* _What is required_:
Repeat the listing word for word. No pictures belong in the copy.
━━━━━━━━
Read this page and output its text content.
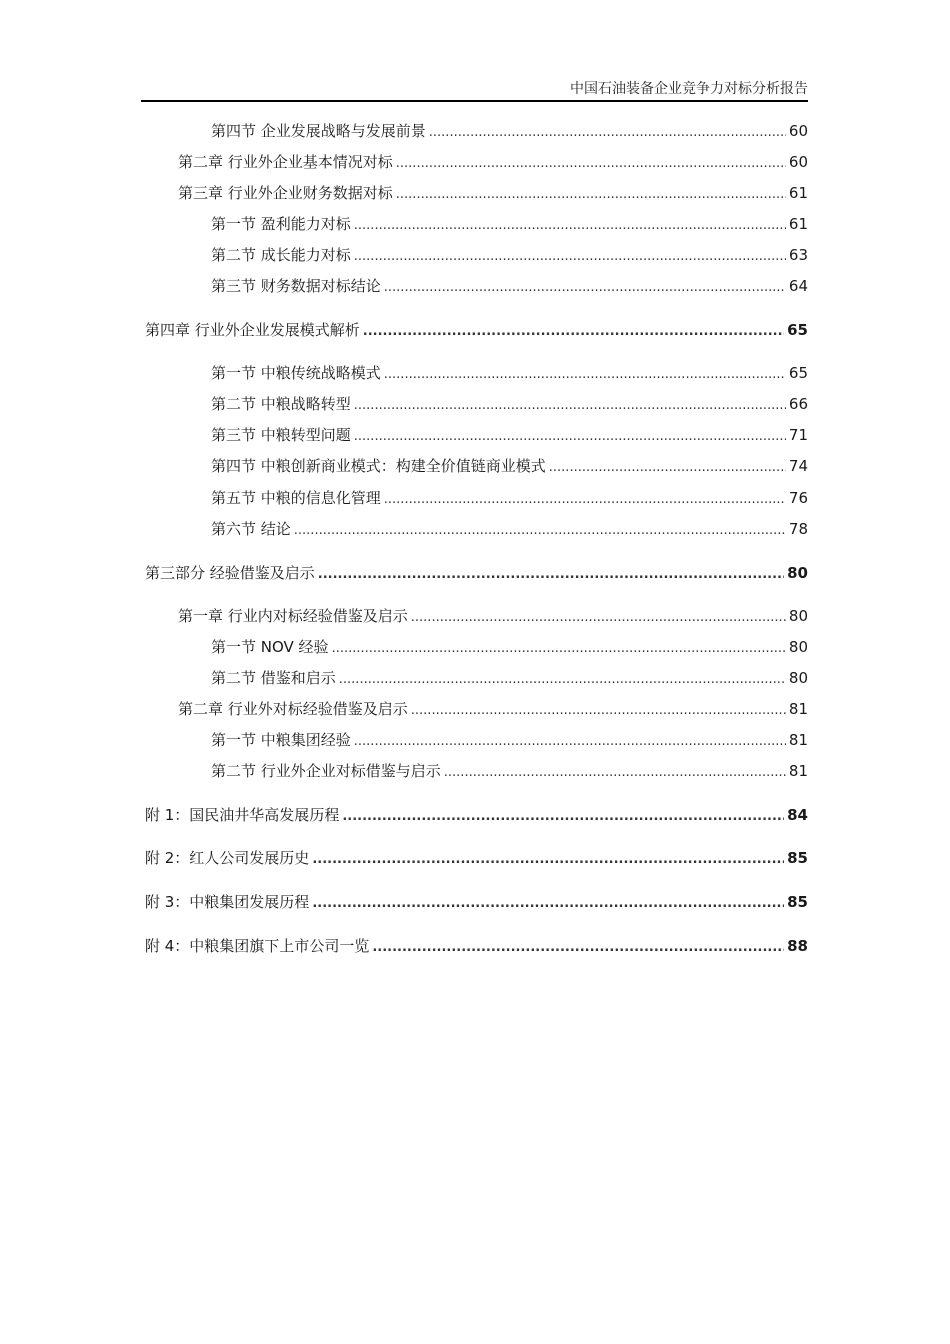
中国石油装备企业竞争力对标分析报告
第四节 企业发展战略与发展前景 .....	60
第二章 行业外企业基本情况对标 .....	60
第三章 行业外企业财务数据对标 .....	61
第一节 盈利能力对标 .....	61
第二节 成长能力对标 .....	63
第三节 财务数据对标结论 .....	64
第四章 行业外企业发展模式解析 .....	65
第一节 中粮传统战略模式 .....	65
第二节 中粮战略转型 .....	66
第三节 中粮转型问题 .....	71
第四节 中粮创新商业模式：构建全价值链商业模式 .....	74
第五节 中粮的信息化管理 .....	76
第六节 结论 .....	78
第三部分 经验借鉴及启示 .....	80
第一章 行业内对标经验借鉴及启示 .....	80
第一节 NOV 经验 .....	80
第二节 借鉴和启示 .....	80
第二章 行业外对标经验借鉴及启示 .....	81
第一节 中粮集团经验 .....	81
第二节 行业外企业对标借鉴与启示 .....	81
附 1：国民油井华高发展历程 .....	84
附 2：红人公司发展历史 .....	85
附 3：中粮集团发展历程 .....	85
附 4：中粮集团旗下上市公司一览 .....	88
━━━━━━━━
* _Output below_:
Read this page and output its text content.
中国石油装备企业竞争力对标分析报告
第四节 企业发展战略与发展前景 .....	60
第二章 行业外企业基本情况对标 .....	60
第三章 行业外企业财务数据对标 .....	61
第一节 盈利能力对标 .....	61
第二节 成长能力对标 .....	63
第三节 财务数据对标结论 .....	64
第四章 行业外企业发展模式解析 .....	65
第一节 中粮传统战略模式 .....	65
第二节 中粮战略转型 .....	66
第三节 中粮转型问题 .....	71
第四节 中粮创新商业模式：构建全价值链商业模式 .....	74
第五节 中粮的信息化管理 .....	76
第六节 结论 .....	78
第三部分 经验借鉴及启示 .....	80
第一章 行业内对标经验借鉴及启示 .....	80
第一节 NOV 经验 .....	80
第二节 借鉴和启示 .....	80
第二章 行业外对标经验借鉴及启示 .....	81
第一节 中粮集团经验 .....	81
第二节 行业外企业对标借鉴与启示 .....	81
附 1：国民油井华高发展历程 .....	84
附 2：红人公司发展历史 .....	85
附 3：中粮集团发展历程 .....	85
附 4：中粮集团旗下上市公司一览 .....	88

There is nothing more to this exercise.